Description of the task – Are you able to quote each entry exactly as written?

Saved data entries
··········

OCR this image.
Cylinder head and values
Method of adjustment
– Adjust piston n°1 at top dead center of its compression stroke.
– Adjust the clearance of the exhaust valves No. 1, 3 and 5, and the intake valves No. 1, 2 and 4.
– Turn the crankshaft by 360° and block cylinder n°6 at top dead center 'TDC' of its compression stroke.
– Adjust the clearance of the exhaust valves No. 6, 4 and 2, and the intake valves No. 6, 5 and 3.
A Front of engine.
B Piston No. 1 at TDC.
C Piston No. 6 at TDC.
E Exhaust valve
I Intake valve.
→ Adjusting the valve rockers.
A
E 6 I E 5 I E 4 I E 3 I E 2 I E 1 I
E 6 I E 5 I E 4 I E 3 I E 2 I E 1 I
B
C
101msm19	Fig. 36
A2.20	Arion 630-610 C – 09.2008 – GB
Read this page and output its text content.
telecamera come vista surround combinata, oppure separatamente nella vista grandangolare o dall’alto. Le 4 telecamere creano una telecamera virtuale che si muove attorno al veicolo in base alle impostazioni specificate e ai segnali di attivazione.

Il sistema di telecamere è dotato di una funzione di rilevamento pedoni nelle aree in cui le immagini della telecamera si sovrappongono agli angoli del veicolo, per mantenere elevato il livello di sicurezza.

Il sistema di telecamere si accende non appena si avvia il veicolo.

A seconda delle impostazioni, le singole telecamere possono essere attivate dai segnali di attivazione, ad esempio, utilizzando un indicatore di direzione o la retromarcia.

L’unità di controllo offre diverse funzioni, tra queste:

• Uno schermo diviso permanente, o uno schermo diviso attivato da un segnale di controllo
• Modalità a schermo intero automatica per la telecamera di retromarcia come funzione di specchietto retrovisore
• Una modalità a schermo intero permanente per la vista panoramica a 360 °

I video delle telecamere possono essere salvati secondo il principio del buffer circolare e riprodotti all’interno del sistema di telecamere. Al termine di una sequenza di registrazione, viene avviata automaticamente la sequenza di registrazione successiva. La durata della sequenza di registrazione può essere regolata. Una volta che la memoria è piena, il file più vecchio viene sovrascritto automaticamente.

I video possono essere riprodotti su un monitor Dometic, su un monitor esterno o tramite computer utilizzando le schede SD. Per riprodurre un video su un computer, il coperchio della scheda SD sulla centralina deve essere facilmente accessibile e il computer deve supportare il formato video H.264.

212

··········

Task solution –
OCR this image.
Cylinder head and values
Method of adjustment
– Adjust piston n°1 at top dead center of its compression stroke.
– Adjust the clearance of the exhaust valves No. 1, 3 and 5, and the intake valves No. 1, 2 and 4.
– Turn the crankshaft by 360° and block cylinder n°6 at top dead center 'TDC' of its compression stroke.
– Adjust the clearance of the exhaust valves No. 6, 4 and 2, and the intake valves No. 6, 5 and 3.
A Front of engine.
B Piston No. 1 at TDC.
C Piston No. 6 at TDC.
E Exhaust valve
I Intake valve.
→ Adjusting the valve rockers.
A
E 6 I E 5 I E 4 I E 3 I E 2 I E 1 I
E 6 I E 5 I E 4 I E 3 I E 2 I E 1 I
B
C
101msm19	Fig. 36
A2.20	Arion 630-610 C – 09.2008 – GB
Read this page and output its text content.
telecamera come vista surround combinata, oppure separatamente nella vista grandangolare o dall’alto. Le 4 telecamere creano una telecamera virtuale che si muove attorno al veicolo in base alle impostazioni specificate e ai segnali di attivazione.

Il sistema di telecamere è dotato di una funzione di rilevamento pedoni nelle aree in cui le immagini della telecamera si sovrappongono agli angoli del veicolo, per mantenere elevato il livello di sicurezza.

Il sistema di telecamere si accende non appena si avvia il veicolo.

A seconda delle impostazioni, le singole telecamere possono essere attivate dai segnali di attivazione, ad esempio, utilizzando un indicatore di direzione o la retromarcia.

L’unità di controllo offre diverse funzioni, tra queste:

• Uno schermo diviso permanente, o uno schermo diviso attivato da un segnale di controllo
• Modalità a schermo intero automatica per la telecamera di retromarcia come funzione di specchietto retrovisore
• Una modalità a schermo intero permanente per la vista panoramica a 360 °

I video delle telecamere possono essere salvati secondo il principio del buffer circolare e riprodotti all’interno del sistema di telecamere. Al termine di una sequenza di registrazione, viene avviata automaticamente la sequenza di registrazione successiva. La durata della sequenza di registrazione può essere regolata. Una volta che la memoria è piena, il file più vecchio viene sovrascritto automaticamente.

I video possono essere riprodotti su un monitor Dometic, su un monitor esterno o tramite computer utilizzando le schede SD. Per riprodurre un video su un computer, il coperchio della scheda SD sulla centralina deve essere facilmente accessibile e il computer deve supportare il formato video H.264.

212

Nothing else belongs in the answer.